• [DIRECTIVE]: Below is a block of records; repeat each one exactly.

====== STORED RECORDS

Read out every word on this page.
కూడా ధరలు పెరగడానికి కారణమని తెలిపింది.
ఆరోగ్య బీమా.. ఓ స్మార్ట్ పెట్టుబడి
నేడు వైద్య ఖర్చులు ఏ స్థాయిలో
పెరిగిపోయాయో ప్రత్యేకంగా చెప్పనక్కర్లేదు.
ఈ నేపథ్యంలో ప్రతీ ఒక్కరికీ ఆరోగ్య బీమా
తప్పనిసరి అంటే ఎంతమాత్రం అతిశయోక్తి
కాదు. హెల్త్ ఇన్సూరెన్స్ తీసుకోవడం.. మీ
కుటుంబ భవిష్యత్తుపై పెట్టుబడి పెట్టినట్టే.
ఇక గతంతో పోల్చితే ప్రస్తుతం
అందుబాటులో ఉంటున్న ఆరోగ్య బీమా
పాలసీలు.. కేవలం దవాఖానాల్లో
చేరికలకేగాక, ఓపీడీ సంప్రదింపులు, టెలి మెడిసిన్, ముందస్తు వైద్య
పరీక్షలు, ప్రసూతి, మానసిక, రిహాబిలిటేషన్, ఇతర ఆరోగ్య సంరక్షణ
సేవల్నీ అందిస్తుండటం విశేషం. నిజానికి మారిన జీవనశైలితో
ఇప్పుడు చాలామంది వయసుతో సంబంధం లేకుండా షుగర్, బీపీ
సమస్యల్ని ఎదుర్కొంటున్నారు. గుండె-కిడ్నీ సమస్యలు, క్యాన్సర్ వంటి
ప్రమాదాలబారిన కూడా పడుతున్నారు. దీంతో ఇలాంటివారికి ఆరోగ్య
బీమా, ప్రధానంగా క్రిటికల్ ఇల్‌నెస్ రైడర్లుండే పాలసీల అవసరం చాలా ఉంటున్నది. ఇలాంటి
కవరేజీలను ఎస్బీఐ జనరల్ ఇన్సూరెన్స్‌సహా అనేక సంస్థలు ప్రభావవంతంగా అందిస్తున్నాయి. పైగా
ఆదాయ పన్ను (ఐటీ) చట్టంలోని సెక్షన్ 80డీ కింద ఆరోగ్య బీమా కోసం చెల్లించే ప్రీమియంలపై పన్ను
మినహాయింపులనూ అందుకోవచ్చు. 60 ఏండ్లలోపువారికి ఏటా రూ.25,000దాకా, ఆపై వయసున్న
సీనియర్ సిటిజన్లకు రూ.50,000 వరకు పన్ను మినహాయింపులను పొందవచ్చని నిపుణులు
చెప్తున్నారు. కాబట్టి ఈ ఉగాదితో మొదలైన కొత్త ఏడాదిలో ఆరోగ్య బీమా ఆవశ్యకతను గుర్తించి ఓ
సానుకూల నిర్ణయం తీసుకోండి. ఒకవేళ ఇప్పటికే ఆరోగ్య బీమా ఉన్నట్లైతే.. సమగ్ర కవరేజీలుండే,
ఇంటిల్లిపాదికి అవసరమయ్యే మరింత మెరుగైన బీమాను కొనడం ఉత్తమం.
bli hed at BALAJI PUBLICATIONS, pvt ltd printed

============

• [RESULT FOR THIS TASK]:
Read out every word on this page.
కూడా ధరలు పెరగడానికి కారణమని తెలిపింది.
ఆరోగ్య బీమా.. ఓ స్మార్ట్ పెట్టుబడి
నేడు వైద్య ఖర్చులు ఏ స్థాయిలో
పెరిగిపోయాయో ప్రత్యేకంగా చెప్పనక్కర్లేదు.
ఈ నేపథ్యంలో ప్రతీ ఒక్కరికీ ఆరోగ్య బీమా
తప్పనిసరి అంటే ఎంతమాత్రం అతిశయోక్తి
కాదు. హెల్త్ ఇన్సూరెన్స్ తీసుకోవడం.. మీ
కుటుంబ భవిష్యత్తుపై పెట్టుబడి పెట్టినట్టే.
ఇక గతంతో పోల్చితే ప్రస్తుతం
అందుబాటులో ఉంటున్న ఆరోగ్య బీమా
పాలసీలు.. కేవలం దవాఖానాల్లో
చేరికలకేగాక, ఓపీడీ సంప్రదింపులు, టెలి మెడిసిన్, ముందస్తు వైద్య
పరీక్షలు, ప్రసూతి, మానసిక, రిహాబిలిటేషన్, ఇతర ఆరోగ్య సంరక్షణ
సేవల్నీ అందిస్తుండటం విశేషం. నిజానికి మారిన జీవనశైలితో
ఇప్పుడు చాలామంది వయసుతో సంబంధం లేకుండా షుగర్, బీపీ
సమస్యల్ని ఎదుర్కొంటున్నారు. గుండె-కిడ్నీ సమస్యలు, క్యాన్సర్ వంటి
ప్రమాదాలబారిన కూడా పడుతున్నారు. దీంతో ఇలాంటివారికి ఆరోగ్య
బీమా, ప్రధానంగా క్రిటికల్ ఇల్‌నెస్ రైడర్లుండే పాలసీల అవసరం చాలా ఉంటున్నది. ఇలాంటి
కవరేజీలను ఎస్బీఐ జనరల్ ఇన్సూరెన్స్‌సహా అనేక సంస్థలు ప్రభావవంతంగా అందిస్తున్నాయి. పైగా
ఆదాయ పన్ను (ఐటీ) చట్టంలోని సెక్షన్ 80డీ కింద ఆరోగ్య బీమా కోసం చెల్లించే ప్రీమియంలపై పన్ను
మినహాయింపులనూ అందుకోవచ్చు. 60 ఏండ్లలోపువారికి ఏటా రూ.25,000దాకా, ఆపై వయసున్న
సీనియర్ సిటిజన్లకు రూ.50,000 వరకు పన్ను మినహాయింపులను పొందవచ్చని నిపుణులు
చెప్తున్నారు. కాబట్టి ఈ ఉగాదితో మొదలైన కొత్త ఏడాదిలో ఆరోగ్య బీమా ఆవశ్యకతను గుర్తించి ఓ
సానుకూల నిర్ణయం తీసుకోండి. ఒకవేళ ఇప్పటికే ఆరోగ్య బీమా ఉన్నట్లైతే.. సమగ్ర కవరేజీలుండే,
ఇంటిల్లిపాదికి అవసరమయ్యే మరింత మెరుగైన బీమాను కొనడం ఉత్తమం.
bli hed at BALAJI PUBLICATIONS, pvt ltd printed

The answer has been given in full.